# [Given exercise]
Copy whichever lines contain the string "которые".

# [Data records]

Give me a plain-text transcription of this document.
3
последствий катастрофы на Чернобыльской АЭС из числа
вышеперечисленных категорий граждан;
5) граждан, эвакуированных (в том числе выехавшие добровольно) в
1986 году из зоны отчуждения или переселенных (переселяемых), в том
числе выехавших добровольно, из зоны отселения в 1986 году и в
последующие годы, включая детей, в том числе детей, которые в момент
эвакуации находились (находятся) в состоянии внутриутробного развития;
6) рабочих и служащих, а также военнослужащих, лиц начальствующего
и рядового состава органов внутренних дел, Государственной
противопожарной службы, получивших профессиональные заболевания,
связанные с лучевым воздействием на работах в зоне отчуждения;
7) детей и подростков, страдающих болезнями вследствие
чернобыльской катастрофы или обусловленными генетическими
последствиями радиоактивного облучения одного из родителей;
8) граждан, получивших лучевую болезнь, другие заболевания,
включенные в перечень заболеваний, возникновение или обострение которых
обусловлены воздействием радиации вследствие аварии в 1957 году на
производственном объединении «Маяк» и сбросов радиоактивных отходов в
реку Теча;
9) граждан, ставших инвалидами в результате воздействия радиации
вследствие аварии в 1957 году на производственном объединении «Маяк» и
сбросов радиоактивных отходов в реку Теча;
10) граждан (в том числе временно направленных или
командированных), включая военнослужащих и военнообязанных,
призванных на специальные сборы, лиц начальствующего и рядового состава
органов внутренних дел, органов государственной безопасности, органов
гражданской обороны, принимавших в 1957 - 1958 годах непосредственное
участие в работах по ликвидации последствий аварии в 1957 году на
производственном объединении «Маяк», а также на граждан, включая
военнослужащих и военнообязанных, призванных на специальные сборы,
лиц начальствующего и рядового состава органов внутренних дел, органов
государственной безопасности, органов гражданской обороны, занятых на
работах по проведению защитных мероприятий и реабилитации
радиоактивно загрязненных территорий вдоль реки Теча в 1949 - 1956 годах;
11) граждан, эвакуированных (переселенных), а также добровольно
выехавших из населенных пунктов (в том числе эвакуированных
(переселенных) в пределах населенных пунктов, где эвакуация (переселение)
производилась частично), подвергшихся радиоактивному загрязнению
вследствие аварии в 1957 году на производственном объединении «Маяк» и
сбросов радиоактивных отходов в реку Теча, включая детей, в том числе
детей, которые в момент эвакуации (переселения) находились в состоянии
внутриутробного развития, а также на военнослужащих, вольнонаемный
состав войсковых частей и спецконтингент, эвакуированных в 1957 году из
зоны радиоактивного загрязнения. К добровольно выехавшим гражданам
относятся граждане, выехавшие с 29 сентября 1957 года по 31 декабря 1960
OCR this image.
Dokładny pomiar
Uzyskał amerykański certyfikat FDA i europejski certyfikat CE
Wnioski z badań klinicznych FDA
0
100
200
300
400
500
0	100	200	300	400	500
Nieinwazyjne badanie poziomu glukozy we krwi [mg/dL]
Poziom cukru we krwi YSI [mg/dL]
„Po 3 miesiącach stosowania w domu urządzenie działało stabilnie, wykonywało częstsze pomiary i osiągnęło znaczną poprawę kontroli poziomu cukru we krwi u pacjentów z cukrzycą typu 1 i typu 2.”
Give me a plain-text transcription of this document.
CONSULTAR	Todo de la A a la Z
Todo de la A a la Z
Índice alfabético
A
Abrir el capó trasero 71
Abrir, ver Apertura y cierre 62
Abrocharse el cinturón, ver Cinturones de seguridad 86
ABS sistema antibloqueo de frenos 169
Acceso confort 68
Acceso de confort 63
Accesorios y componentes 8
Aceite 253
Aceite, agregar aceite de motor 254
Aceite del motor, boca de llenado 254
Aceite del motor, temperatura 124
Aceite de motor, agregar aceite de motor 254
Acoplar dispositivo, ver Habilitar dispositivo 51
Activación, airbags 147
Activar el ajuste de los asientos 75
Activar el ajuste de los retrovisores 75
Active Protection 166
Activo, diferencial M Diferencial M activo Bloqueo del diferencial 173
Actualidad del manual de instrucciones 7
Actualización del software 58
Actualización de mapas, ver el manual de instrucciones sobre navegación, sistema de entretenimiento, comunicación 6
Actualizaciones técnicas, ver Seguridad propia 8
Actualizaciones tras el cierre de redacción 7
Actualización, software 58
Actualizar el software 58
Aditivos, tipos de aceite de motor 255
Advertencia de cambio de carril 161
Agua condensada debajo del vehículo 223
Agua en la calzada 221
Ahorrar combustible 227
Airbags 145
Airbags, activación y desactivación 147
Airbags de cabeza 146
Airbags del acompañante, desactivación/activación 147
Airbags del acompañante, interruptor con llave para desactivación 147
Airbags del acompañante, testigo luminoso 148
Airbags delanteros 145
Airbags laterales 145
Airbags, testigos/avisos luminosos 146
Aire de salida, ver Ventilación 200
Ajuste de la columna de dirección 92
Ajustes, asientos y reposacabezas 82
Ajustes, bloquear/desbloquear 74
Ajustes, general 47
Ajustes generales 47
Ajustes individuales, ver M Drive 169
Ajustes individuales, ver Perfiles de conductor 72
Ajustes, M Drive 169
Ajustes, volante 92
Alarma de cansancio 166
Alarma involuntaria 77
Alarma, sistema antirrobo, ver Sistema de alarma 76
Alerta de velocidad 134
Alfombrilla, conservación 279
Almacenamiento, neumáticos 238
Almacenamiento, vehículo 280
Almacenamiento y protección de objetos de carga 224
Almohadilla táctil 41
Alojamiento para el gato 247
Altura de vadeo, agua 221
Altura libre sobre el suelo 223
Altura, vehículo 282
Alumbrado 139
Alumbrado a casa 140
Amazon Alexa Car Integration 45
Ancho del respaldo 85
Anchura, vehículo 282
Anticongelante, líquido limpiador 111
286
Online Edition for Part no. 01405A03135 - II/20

# [Solution for this problem]
последующие годы, включая детей, в том числе детей, которые в момент
детей, которые в момент эвакуации (переселения) находились в состоянии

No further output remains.